start

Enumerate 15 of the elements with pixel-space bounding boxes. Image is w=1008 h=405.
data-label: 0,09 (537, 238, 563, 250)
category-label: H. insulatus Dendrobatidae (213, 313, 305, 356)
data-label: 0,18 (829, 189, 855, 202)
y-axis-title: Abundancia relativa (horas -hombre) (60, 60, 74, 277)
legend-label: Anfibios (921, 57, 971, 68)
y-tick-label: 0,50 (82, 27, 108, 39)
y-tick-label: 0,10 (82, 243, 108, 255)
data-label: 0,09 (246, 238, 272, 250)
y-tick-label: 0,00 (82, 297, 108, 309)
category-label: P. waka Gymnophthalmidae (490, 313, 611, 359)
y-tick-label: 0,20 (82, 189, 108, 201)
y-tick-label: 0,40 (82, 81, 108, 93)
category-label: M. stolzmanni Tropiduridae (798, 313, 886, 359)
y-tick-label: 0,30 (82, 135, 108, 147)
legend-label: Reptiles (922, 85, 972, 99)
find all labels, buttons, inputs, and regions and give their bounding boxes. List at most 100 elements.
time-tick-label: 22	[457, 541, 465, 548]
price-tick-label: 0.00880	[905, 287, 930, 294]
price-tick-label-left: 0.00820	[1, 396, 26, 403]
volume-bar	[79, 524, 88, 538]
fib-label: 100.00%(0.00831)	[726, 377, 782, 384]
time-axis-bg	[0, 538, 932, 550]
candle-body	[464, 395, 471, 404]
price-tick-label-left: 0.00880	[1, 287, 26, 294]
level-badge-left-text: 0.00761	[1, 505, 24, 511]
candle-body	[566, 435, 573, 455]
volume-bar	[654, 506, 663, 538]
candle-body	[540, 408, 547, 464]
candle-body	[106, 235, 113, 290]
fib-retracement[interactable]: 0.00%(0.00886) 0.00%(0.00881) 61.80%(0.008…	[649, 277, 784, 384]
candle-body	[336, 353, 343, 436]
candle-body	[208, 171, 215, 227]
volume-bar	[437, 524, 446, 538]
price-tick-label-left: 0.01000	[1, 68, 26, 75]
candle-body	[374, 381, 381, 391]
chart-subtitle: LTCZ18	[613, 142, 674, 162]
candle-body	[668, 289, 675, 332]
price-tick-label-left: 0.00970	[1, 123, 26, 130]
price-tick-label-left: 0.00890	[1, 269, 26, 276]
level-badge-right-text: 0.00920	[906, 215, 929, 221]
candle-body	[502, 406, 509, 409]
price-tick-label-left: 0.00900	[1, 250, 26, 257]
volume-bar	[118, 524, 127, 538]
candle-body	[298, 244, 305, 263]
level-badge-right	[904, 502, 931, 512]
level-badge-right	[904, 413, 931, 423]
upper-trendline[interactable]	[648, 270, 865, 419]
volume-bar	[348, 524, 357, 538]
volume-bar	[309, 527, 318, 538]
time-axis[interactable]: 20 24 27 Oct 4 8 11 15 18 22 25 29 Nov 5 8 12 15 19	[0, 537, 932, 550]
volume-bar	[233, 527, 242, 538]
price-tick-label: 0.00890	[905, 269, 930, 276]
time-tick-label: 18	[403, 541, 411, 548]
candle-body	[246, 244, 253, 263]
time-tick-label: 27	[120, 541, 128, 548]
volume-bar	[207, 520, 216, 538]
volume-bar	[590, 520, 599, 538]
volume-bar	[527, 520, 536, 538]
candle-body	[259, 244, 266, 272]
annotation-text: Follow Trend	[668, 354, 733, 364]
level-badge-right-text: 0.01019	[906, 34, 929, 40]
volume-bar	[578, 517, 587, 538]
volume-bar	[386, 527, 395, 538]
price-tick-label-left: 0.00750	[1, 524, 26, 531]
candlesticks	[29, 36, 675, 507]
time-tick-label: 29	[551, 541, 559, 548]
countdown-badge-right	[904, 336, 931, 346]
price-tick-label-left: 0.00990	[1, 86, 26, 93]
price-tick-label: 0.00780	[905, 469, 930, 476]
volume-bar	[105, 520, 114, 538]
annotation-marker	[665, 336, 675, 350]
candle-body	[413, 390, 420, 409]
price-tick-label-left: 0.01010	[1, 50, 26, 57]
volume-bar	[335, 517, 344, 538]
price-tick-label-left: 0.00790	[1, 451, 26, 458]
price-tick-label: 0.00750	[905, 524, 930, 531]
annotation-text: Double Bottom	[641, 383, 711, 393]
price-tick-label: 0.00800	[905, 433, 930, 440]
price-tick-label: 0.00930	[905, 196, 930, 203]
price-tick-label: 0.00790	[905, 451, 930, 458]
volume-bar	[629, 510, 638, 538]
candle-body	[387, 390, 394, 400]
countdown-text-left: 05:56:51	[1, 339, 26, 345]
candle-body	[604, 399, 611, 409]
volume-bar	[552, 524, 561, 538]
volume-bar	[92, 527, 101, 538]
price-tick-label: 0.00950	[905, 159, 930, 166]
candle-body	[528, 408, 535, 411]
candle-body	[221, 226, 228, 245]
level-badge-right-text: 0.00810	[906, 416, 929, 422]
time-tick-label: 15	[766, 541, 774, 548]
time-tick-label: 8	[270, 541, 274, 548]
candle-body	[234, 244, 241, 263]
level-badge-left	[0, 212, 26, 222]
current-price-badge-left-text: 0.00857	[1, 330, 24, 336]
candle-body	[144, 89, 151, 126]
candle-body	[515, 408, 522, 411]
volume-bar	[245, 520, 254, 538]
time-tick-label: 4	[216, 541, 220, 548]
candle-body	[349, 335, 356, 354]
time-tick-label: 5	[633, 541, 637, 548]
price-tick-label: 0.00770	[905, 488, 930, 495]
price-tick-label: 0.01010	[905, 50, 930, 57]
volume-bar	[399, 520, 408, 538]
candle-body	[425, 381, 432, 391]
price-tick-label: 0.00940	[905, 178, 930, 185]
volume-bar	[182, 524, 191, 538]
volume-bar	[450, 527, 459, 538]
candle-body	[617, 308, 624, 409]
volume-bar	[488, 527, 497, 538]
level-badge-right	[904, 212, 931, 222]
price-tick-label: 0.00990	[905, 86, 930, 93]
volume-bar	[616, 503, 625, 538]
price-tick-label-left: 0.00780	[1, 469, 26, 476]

end

_TO BE DONE_: Quote all of the lines above exactly, character for character.

_FINISHED TASK_:
Enumerate 15 of the elements with pixel-space bounding boxes. Image is w=1008 h=405.
data-label: 0,09 (537, 238, 563, 250)
category-label: H. insulatus Dendrobatidae (213, 313, 305, 356)
data-label: 0,18 (829, 189, 855, 202)
y-axis-title: Abundancia relativa (horas -hombre) (60, 60, 74, 277)
legend-label: Anfibios (921, 57, 971, 68)
y-tick-label: 0,50 (82, 27, 108, 39)
y-tick-label: 0,10 (82, 243, 108, 255)
data-label: 0,09 (246, 238, 272, 250)
y-tick-label: 0,00 (82, 297, 108, 309)
category-label: P. waka Gymnophthalmidae (490, 313, 611, 359)
y-tick-label: 0,20 (82, 189, 108, 201)
y-tick-label: 0,40 (82, 81, 108, 93)
category-label: M. stolzmanni Tropiduridae (798, 313, 886, 359)
y-tick-label: 0,30 (82, 135, 108, 147)
legend-label: Reptiles (922, 85, 972, 99)
find all labels, buttons, inputs, and regions and give their bounding boxes. List at most 100 elements.
time-tick-label: 22	[457, 541, 465, 548]
price-tick-label: 0.00880	[905, 287, 930, 294]
price-tick-label-left: 0.00820	[1, 396, 26, 403]
volume-bar	[79, 524, 88, 538]
fib-label: 100.00%(0.00831)	[726, 377, 782, 384]
time-axis-bg	[0, 538, 932, 550]
candle-body	[464, 395, 471, 404]
price-tick-label-left: 0.00880	[1, 287, 26, 294]
level-badge-left-text: 0.00761	[1, 505, 24, 511]
candle-body	[566, 435, 573, 455]
volume-bar	[654, 506, 663, 538]
candle-body	[540, 408, 547, 464]
candle-body	[106, 235, 113, 290]
fib-retracement[interactable]: 0.00%(0.00886) 0.00%(0.00881) 61.80%(0.008…	[649, 277, 784, 384]
candle-body	[336, 353, 343, 436]
candle-body	[208, 171, 215, 227]
volume-bar	[437, 524, 446, 538]
price-tick-label-left: 0.01000	[1, 68, 26, 75]
candle-body	[374, 381, 381, 391]
chart-subtitle: LTCZ18	[613, 142, 674, 162]
candle-body	[668, 289, 675, 332]
price-tick-label-left: 0.00970	[1, 123, 26, 130]
price-tick-label-left: 0.00890	[1, 269, 26, 276]
level-badge-right-text: 0.00920	[906, 215, 929, 221]
candle-body	[502, 406, 509, 409]
price-tick-label-left: 0.00900	[1, 250, 26, 257]
volume-bar	[118, 524, 127, 538]
candle-body	[298, 244, 305, 263]
level-badge-right	[904, 502, 931, 512]
level-badge-right	[904, 413, 931, 423]
upper-trendline[interactable]	[648, 270, 865, 419]
volume-bar	[348, 524, 357, 538]
volume-bar	[309, 527, 318, 538]
time-axis[interactable]: 20 24 27 Oct 4 8 11 15 18 22 25 29 Nov 5 8 12 15 19	[0, 537, 932, 550]
volume-bar	[233, 527, 242, 538]
price-tick-label: 0.00890	[905, 269, 930, 276]
time-tick-label: 18	[403, 541, 411, 548]
candle-body	[246, 244, 253, 263]
time-tick-label: 27	[120, 541, 128, 548]
volume-bar	[207, 520, 216, 538]
volume-bar	[590, 520, 599, 538]
volume-bar	[527, 520, 536, 538]
candle-body	[259, 244, 266, 272]
annotation-text: Follow Trend	[668, 354, 733, 364]
level-badge-right-text: 0.01019	[906, 34, 929, 40]
volume-bar	[578, 517, 587, 538]
volume-bar	[386, 527, 395, 538]
price-tick-label-left: 0.00750	[1, 524, 26, 531]
candlesticks	[29, 36, 675, 507]
time-tick-label: 29	[551, 541, 559, 548]
countdown-badge-right	[904, 336, 931, 346]
price-tick-label-left: 0.00990	[1, 86, 26, 93]
price-tick-label: 0.00780	[905, 469, 930, 476]
volume-bar	[105, 520, 114, 538]
annotation-marker	[665, 336, 675, 350]
candle-body	[413, 390, 420, 409]
price-tick-label-left: 0.01010	[1, 50, 26, 57]
volume-bar	[335, 517, 344, 538]
price-tick-label-left: 0.00790	[1, 451, 26, 458]
price-tick-label: 0.00750	[905, 524, 930, 531]
annotation-text: Double Bottom	[641, 383, 711, 393]
price-tick-label: 0.00800	[905, 433, 930, 440]
price-tick-label: 0.00930	[905, 196, 930, 203]
price-tick-label: 0.00790	[905, 451, 930, 458]
volume-bar	[629, 510, 638, 538]
candle-body	[387, 390, 394, 400]
countdown-text-left: 05:56:51	[1, 339, 26, 345]
candle-body	[604, 399, 611, 409]
volume-bar	[552, 524, 561, 538]
volume-bar	[92, 527, 101, 538]
price-tick-label: 0.00950	[905, 159, 930, 166]
candle-body	[528, 408, 535, 411]
candle-body	[221, 226, 228, 245]
level-badge-right-text: 0.00810	[906, 416, 929, 422]
time-tick-label: 15	[766, 541, 774, 548]
time-tick-label: 8	[270, 541, 274, 548]
candle-body	[234, 244, 241, 263]
level-badge-left	[0, 212, 26, 222]
current-price-badge-left-text: 0.00857	[1, 330, 24, 336]
candle-body	[144, 89, 151, 126]
candle-body	[515, 408, 522, 411]
volume-bar	[245, 520, 254, 538]
time-tick-label: 4	[216, 541, 220, 548]
candle-body	[349, 335, 356, 354]
time-tick-label: 5	[633, 541, 637, 548]
price-tick-label: 0.00770	[905, 488, 930, 495]
price-tick-label: 0.01010	[905, 50, 930, 57]
volume-bar	[399, 520, 408, 538]
candle-body	[425, 381, 432, 391]
price-tick-label: 0.00940	[905, 178, 930, 185]
volume-bar	[182, 524, 191, 538]
volume-bar	[450, 527, 459, 538]
candle-body	[617, 308, 624, 409]
volume-bar	[488, 527, 497, 538]
level-badge-right	[904, 212, 931, 222]
price-tick-label: 0.00990	[905, 86, 930, 93]
volume-bar	[616, 503, 625, 538]
price-tick-label-left: 0.00780	[1, 469, 26, 476]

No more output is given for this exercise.